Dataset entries
>>>
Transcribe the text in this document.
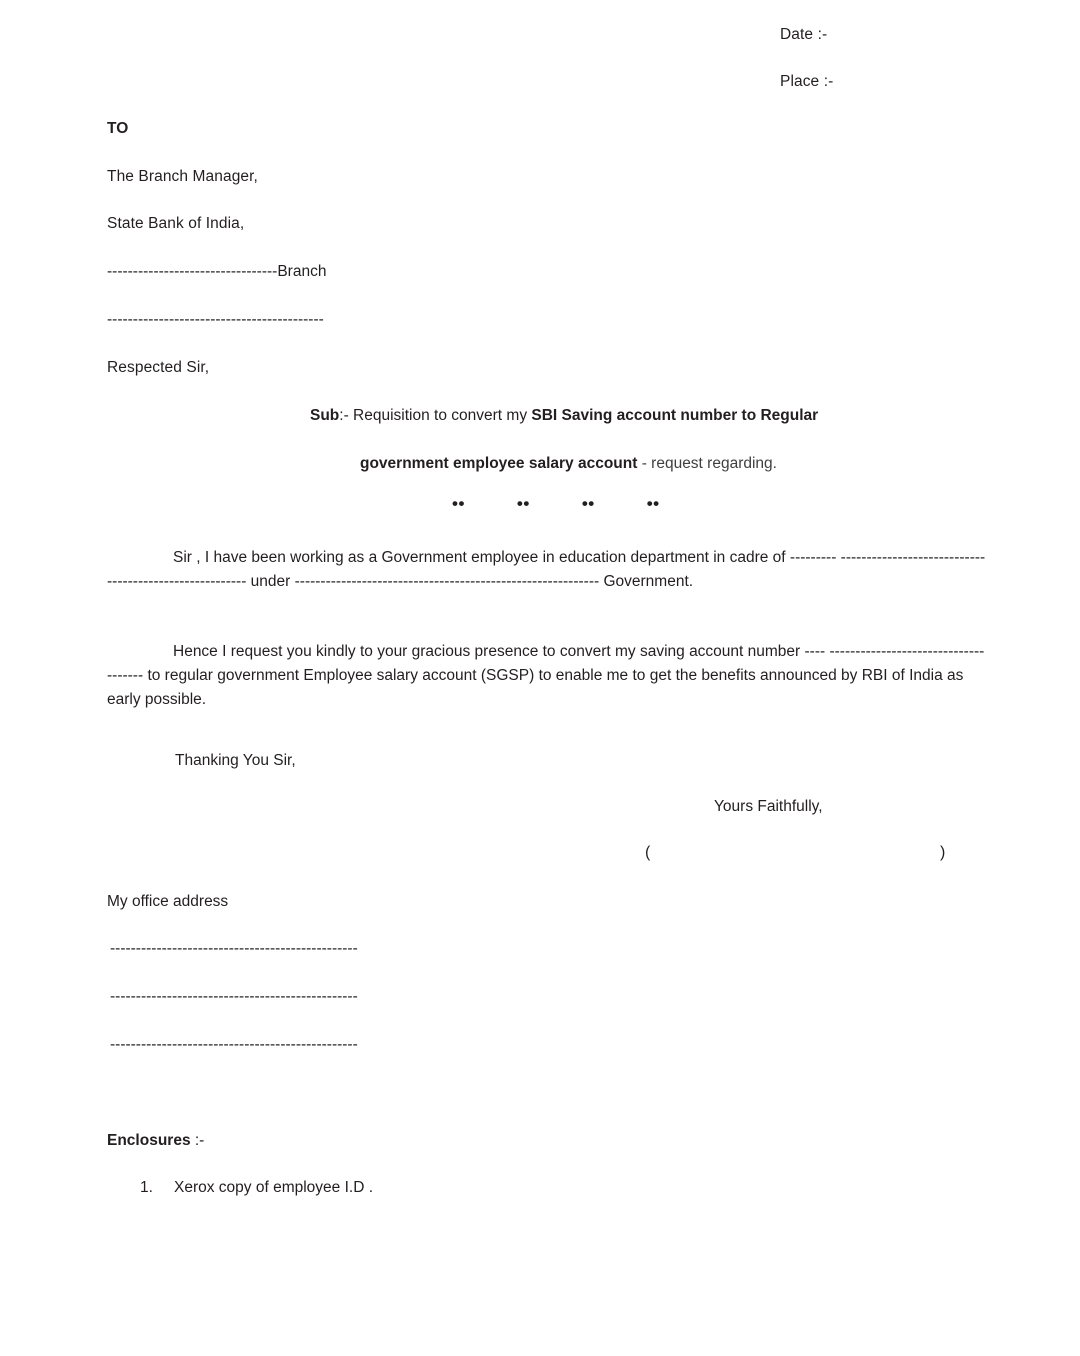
Date :-
Place :-
TO
The Branch Manager,
State Bank of India,
---------------------------------Branch
------------------------------------------
Respected Sir,
Sub:- Requisition to convert my SBI Saving account number to Regular
government employee salary account - request regarding.
••	••	••	••
Sir , I have been working as a Government employee in education department in cadre of --------- ------------------------------------------------------- under ----------------------------------------------------------- Government.
Hence I request you kindly to your gracious presence to convert my saving account number ---- ------------------------------------- to regular government Employee salary account (SGSP) to enable me to get the benefits announced by RBI of India as early possible.
Thanking You Sir,
Yours Faithfully,
(	)
My office address
------------------------------------------------
------------------------------------------------
------------------------------------------------
Enclosures :-
1. Xerox copy of employee I.D .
<<<
-- What you should do --
Set down the material above as is, without any pictures.

-- The answer --
Transcribe the text in this document.
Date :-
Place :-
TO
The Branch Manager,
State Bank of India,
---------------------------------Branch
------------------------------------------
Respected Sir,
Sub:- Requisition to convert my SBI Saving account number to Regular
government employee salary account - request regarding.
••	••	••	••
Sir , I have been working as a Government employee in education department in cadre of --------- ------------------------------------------------------- under ----------------------------------------------------------- Government.
Hence I request you kindly to your gracious presence to convert my saving account number ---- ------------------------------------- to regular government Employee salary account (SGSP) to enable me to get the benefits announced by RBI of India as early possible.
Thanking You Sir,
Yours Faithfully,
(	)
My office address
------------------------------------------------
------------------------------------------------
------------------------------------------------
Enclosures :-
1. Xerox copy of employee I.D .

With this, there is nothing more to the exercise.